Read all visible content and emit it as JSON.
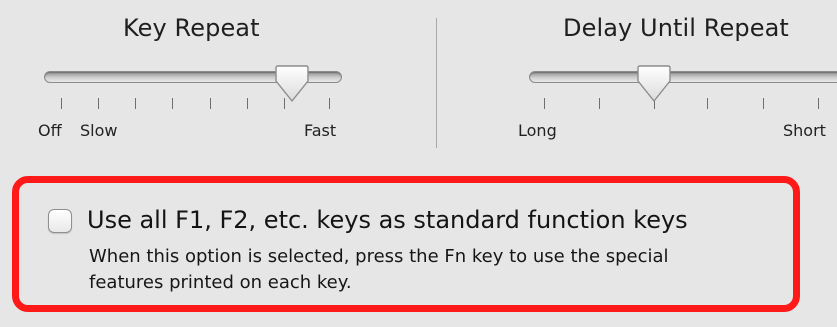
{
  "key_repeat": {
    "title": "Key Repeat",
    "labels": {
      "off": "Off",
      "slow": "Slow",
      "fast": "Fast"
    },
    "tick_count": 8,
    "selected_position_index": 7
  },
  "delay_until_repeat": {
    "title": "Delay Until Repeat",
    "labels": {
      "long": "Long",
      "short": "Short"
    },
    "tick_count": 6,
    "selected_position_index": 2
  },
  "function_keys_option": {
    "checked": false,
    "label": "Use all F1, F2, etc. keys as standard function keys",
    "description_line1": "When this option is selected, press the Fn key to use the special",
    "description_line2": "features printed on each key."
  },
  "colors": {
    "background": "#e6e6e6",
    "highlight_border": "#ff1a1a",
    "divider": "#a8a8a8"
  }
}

...

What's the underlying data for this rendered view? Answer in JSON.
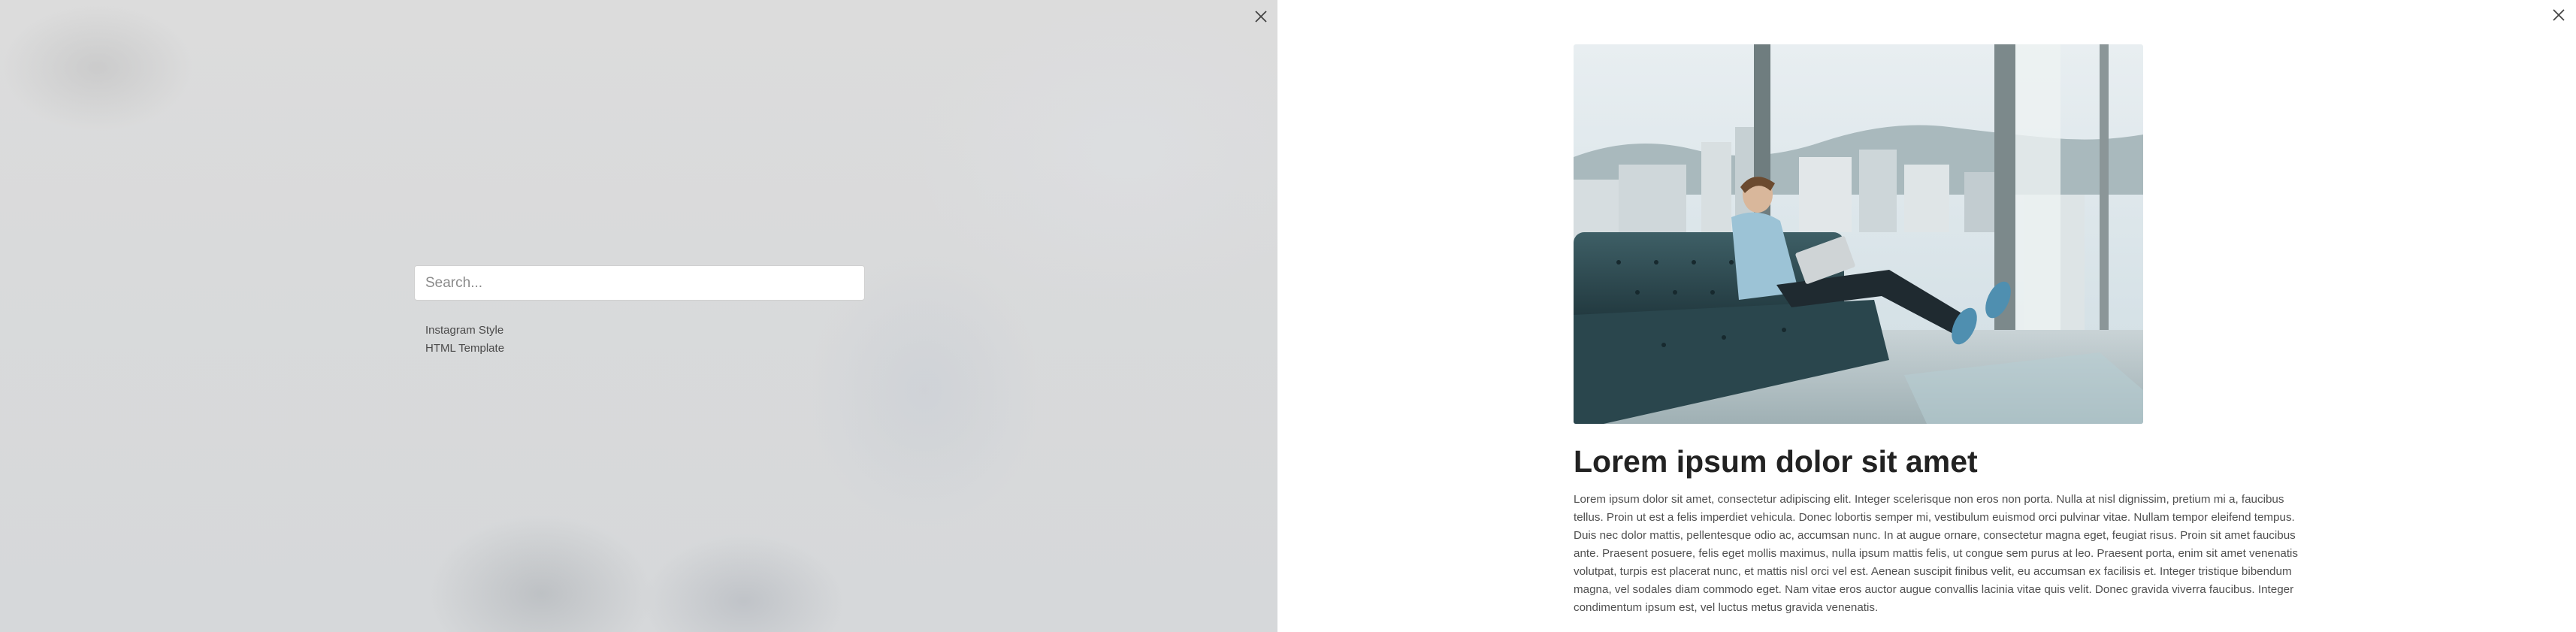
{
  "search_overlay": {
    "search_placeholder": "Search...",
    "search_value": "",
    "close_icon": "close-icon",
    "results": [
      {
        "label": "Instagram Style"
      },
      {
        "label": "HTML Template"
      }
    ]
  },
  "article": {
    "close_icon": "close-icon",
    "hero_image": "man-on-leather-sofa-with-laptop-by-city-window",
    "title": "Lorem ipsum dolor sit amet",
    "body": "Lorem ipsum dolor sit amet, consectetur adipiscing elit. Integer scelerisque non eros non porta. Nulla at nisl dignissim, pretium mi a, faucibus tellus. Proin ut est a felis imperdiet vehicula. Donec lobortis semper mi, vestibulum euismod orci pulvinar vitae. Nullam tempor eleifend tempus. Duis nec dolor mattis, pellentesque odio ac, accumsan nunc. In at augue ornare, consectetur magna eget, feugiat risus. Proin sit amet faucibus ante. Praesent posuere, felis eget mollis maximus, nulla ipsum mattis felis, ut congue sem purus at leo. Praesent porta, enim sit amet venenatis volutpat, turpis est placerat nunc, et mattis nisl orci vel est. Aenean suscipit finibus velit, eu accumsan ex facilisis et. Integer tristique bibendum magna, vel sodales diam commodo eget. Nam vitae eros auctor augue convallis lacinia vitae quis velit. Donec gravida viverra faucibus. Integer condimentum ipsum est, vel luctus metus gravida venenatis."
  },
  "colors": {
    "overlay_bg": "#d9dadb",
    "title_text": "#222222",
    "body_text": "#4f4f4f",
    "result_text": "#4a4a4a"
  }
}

---

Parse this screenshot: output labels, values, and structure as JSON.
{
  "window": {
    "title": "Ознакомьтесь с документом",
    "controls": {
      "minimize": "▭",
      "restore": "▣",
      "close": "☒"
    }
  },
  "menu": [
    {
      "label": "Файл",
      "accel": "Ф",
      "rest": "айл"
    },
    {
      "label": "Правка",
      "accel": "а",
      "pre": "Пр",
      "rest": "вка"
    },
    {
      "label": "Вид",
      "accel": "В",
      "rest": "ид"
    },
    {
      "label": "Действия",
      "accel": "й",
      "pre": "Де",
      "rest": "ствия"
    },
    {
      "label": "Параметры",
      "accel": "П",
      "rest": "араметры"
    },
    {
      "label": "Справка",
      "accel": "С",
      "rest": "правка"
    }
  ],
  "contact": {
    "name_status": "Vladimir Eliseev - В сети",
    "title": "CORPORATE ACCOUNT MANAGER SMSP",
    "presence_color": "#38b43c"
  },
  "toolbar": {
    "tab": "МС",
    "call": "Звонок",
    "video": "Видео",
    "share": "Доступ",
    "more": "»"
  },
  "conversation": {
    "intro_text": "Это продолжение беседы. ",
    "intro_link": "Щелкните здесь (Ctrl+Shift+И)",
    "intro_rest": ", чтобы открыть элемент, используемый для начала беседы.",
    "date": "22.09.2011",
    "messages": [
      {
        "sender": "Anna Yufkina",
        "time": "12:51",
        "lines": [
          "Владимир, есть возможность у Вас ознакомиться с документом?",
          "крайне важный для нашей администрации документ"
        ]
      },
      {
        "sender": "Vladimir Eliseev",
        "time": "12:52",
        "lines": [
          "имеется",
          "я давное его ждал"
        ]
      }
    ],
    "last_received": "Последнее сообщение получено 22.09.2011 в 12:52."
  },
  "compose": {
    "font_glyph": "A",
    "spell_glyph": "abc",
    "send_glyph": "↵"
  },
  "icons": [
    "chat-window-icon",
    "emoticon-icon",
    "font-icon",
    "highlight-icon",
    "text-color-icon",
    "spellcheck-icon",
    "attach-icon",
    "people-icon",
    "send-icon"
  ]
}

▶ [GOAL]: Search the data above for lines holding "this" and copy each of them.

▶ [PROBLEM SOLUTION]:
    "description_line1": "When this option is selected, press the Fn key to use the special",
What's the underlying data for this rendered view? Answer in JSON.
Parse this screenshot: output labels, values, and structure as JSON.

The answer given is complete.